(Stored data)
# # # #
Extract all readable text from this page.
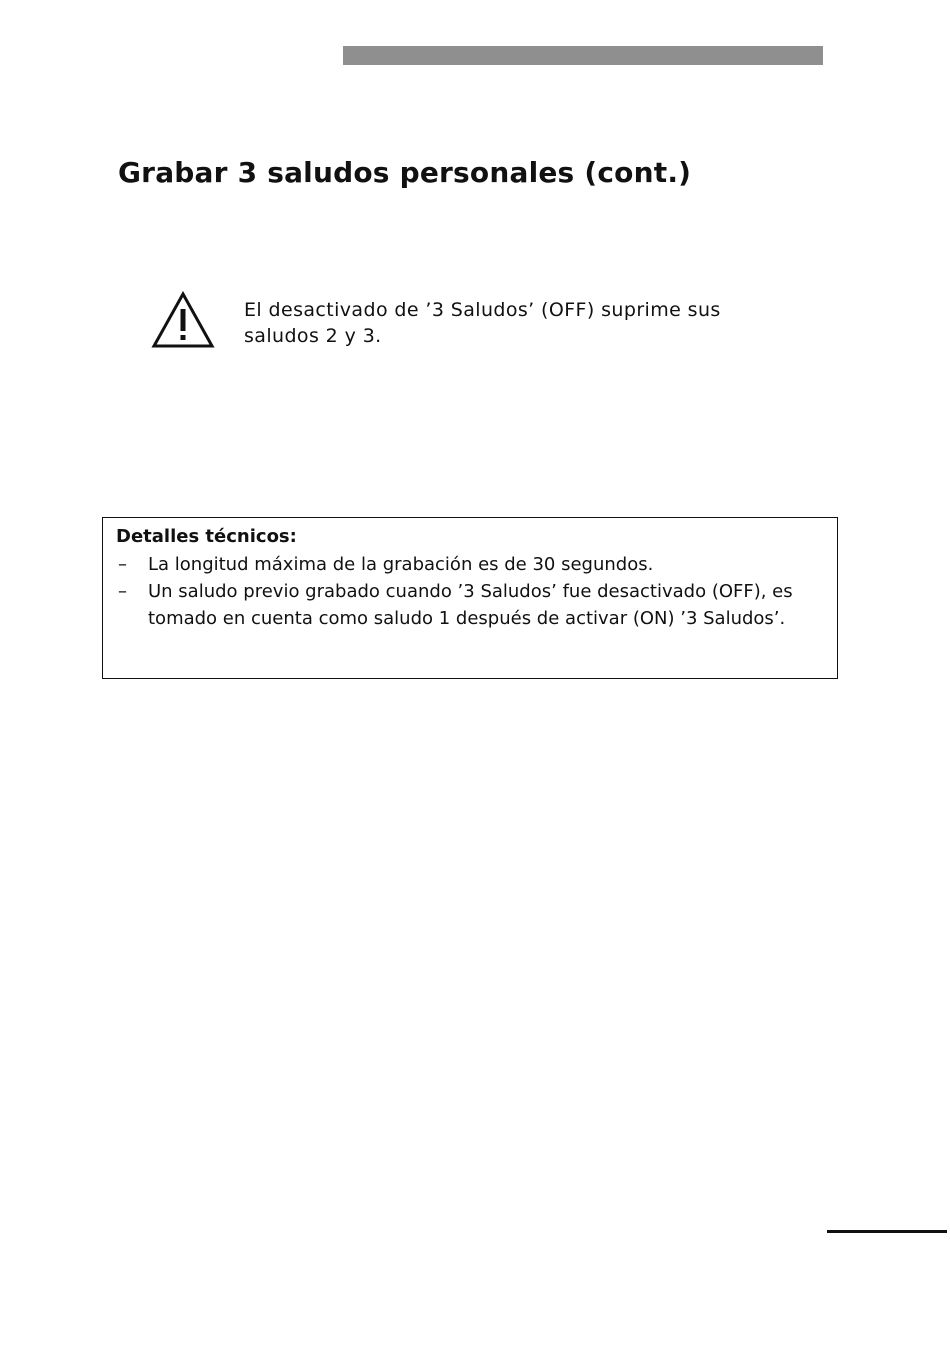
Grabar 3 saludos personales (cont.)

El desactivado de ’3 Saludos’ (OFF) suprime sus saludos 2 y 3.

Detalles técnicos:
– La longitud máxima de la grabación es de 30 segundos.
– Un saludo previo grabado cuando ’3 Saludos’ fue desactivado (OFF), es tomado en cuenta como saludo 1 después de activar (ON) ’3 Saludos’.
# # # #
Goal of the exercise: Strip out the images, then output the records above word for word.

Answer to this exercise:
Extract all readable text from this page.
Grabar 3 saludos personales (cont.)

El desactivado de ’3 Saludos’ (OFF) suprime sus saludos 2 y 3.

Detalles técnicos:
– La longitud máxima de la grabación es de 30 segundos.
– Un saludo previo grabado cuando ’3 Saludos’ fue desactivado (OFF), es tomado en cuenta como saludo 1 después de activar (ON) ’3 Saludos’.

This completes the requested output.